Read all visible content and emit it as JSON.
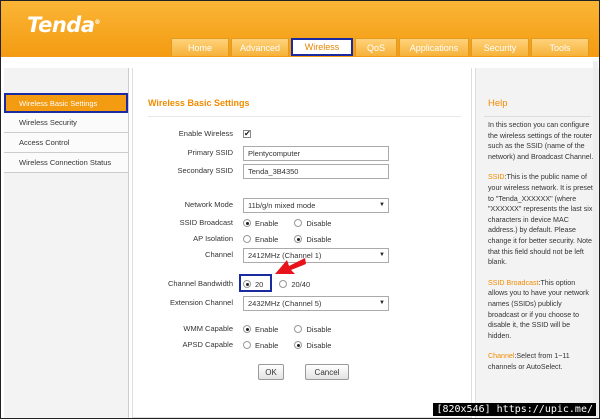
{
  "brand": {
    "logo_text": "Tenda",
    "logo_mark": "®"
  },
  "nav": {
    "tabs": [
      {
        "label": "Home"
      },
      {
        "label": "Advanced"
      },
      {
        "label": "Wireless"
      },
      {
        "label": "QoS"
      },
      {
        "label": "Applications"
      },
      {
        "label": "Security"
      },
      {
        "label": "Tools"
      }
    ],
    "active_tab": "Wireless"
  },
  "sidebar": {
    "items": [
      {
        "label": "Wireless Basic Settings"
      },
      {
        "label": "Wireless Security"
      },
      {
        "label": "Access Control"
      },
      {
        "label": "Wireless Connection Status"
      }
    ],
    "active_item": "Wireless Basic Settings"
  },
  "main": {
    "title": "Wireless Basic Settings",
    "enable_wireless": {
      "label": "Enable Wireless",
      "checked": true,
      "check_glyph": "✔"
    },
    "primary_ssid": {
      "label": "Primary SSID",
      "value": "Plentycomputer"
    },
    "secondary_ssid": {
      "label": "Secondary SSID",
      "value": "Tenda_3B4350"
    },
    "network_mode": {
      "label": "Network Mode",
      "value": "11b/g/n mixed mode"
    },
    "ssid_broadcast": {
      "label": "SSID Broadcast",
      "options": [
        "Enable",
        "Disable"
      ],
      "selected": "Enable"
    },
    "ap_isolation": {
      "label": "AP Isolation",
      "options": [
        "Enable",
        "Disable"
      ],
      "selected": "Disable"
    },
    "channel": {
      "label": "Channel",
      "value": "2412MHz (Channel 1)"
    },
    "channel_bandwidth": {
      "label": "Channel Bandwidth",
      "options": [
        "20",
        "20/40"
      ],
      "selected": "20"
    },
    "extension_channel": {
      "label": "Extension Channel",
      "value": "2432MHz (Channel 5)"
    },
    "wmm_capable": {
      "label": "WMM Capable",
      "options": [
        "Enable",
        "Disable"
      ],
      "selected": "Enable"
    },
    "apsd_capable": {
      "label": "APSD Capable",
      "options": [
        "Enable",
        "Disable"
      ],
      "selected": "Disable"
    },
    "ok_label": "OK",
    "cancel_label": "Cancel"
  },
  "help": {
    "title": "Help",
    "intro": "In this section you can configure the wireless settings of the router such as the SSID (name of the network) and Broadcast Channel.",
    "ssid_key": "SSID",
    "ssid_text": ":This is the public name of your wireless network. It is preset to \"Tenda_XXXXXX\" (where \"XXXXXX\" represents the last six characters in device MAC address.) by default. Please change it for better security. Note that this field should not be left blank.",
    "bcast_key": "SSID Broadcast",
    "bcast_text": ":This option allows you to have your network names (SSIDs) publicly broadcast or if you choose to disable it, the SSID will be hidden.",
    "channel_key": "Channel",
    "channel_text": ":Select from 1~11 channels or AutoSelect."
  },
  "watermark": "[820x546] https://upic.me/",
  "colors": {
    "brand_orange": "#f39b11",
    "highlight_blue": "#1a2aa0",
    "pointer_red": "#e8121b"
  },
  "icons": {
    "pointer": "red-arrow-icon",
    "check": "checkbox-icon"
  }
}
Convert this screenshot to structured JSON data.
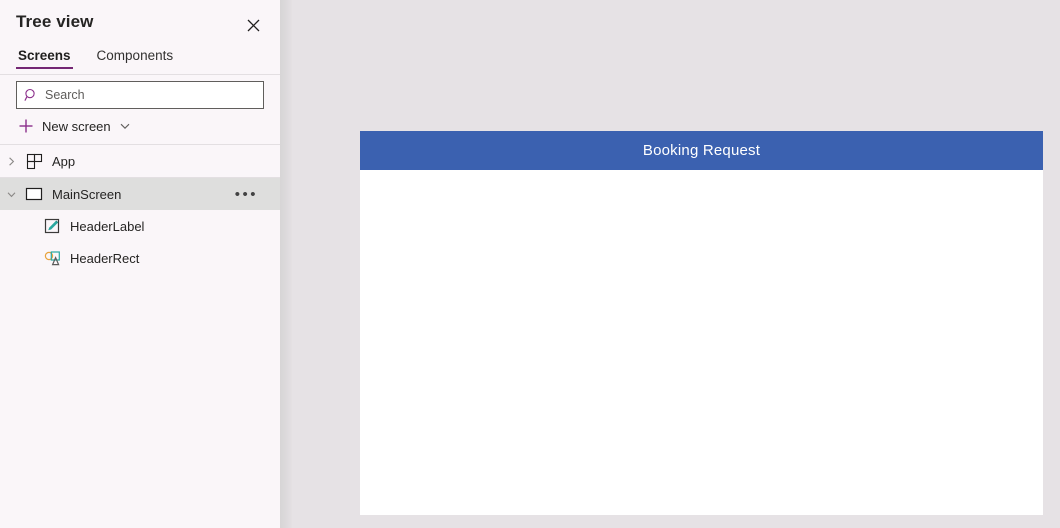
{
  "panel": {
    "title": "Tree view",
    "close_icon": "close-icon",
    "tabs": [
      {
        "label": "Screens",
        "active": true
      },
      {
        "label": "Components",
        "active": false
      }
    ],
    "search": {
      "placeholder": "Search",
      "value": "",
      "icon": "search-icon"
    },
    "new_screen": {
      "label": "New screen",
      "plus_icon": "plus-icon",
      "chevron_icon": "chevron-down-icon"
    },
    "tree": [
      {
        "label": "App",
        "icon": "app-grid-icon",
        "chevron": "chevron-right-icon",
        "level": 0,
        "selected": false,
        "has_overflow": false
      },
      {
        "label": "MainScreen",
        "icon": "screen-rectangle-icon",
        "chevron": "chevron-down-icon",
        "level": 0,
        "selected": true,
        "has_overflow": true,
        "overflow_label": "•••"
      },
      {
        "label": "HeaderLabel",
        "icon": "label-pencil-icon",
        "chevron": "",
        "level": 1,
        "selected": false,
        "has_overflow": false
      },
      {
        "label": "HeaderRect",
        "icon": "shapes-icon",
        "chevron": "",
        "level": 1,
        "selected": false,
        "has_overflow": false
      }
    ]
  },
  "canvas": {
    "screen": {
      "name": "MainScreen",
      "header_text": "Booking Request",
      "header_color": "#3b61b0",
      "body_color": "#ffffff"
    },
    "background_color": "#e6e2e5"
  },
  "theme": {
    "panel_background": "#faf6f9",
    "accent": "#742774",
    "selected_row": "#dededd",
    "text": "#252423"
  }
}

==

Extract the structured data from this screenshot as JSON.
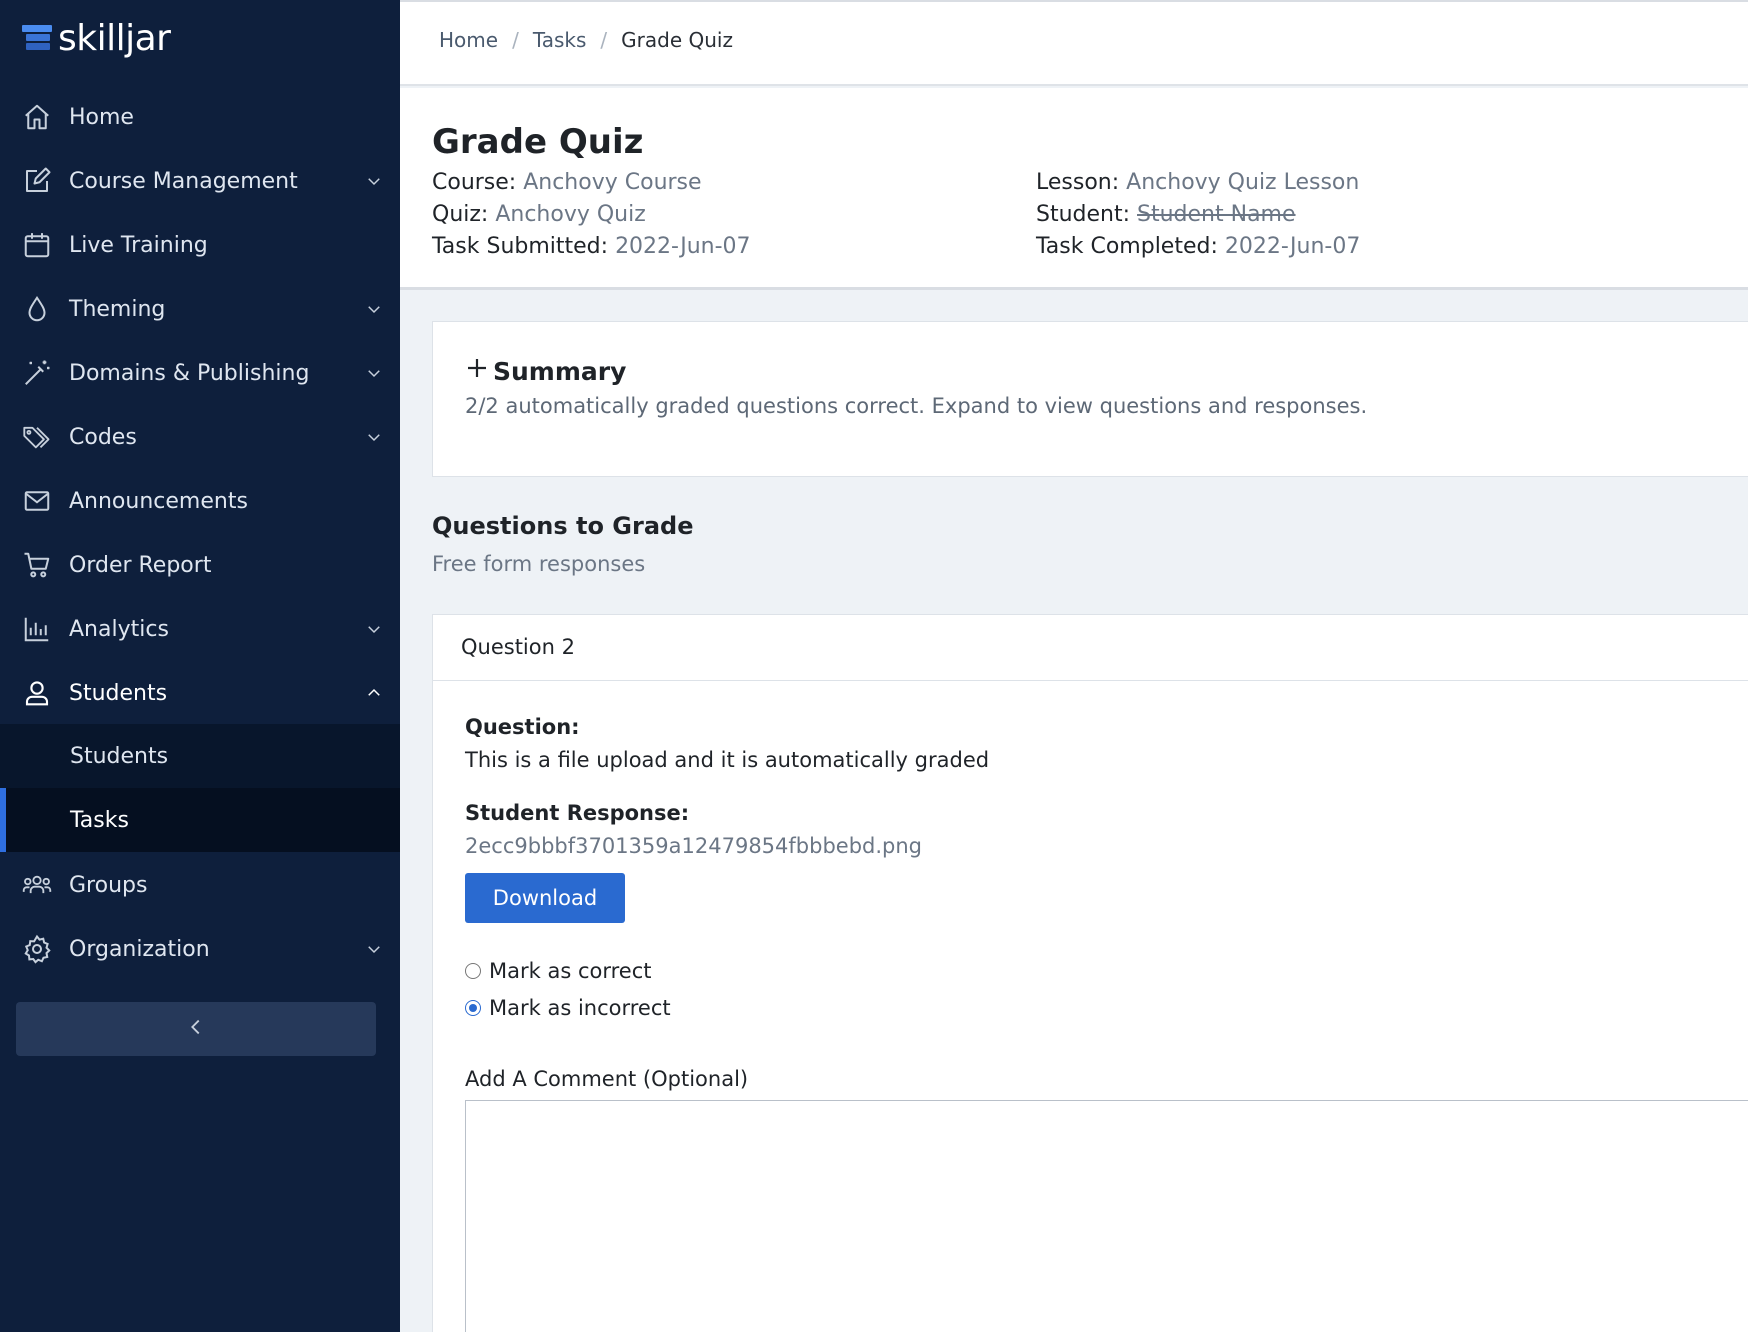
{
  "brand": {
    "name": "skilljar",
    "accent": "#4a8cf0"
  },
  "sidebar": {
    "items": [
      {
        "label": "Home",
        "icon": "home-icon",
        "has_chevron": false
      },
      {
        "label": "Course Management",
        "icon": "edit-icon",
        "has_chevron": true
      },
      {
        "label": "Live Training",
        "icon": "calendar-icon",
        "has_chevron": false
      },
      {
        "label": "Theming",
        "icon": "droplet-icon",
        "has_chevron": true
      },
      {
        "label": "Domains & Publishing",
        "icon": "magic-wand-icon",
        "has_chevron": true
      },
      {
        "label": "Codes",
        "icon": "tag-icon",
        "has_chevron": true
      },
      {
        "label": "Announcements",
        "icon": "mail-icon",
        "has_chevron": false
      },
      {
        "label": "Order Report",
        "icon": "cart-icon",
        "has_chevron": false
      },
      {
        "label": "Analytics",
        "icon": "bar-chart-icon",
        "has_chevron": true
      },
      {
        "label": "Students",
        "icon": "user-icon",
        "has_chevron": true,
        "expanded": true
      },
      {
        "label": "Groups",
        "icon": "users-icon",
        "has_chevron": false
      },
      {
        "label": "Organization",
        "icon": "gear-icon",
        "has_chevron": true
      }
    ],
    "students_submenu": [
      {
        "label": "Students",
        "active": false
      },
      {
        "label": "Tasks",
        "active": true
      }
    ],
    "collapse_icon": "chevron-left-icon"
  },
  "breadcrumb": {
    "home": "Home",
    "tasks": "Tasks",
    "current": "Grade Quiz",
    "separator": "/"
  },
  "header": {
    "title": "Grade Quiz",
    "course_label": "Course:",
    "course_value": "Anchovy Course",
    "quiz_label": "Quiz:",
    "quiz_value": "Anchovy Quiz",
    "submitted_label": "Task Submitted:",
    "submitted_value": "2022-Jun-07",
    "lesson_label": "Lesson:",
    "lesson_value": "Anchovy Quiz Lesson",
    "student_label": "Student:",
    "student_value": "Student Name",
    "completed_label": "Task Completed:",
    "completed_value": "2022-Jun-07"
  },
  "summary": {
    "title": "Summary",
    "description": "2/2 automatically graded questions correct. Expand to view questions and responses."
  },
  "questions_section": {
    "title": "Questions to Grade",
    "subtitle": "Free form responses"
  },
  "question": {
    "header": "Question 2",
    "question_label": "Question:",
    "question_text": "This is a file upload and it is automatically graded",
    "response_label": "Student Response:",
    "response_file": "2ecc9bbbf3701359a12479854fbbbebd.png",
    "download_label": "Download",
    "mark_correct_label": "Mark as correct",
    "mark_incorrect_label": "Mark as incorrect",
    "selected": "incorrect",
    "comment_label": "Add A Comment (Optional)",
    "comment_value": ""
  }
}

*Do this*: Look over the listing. Pull out every line with the string "screenshot" in it.

*Solution to the exercise*:
Convert this screenshot to structured JSON data.
Extract the structured data from this screenshot as JSON.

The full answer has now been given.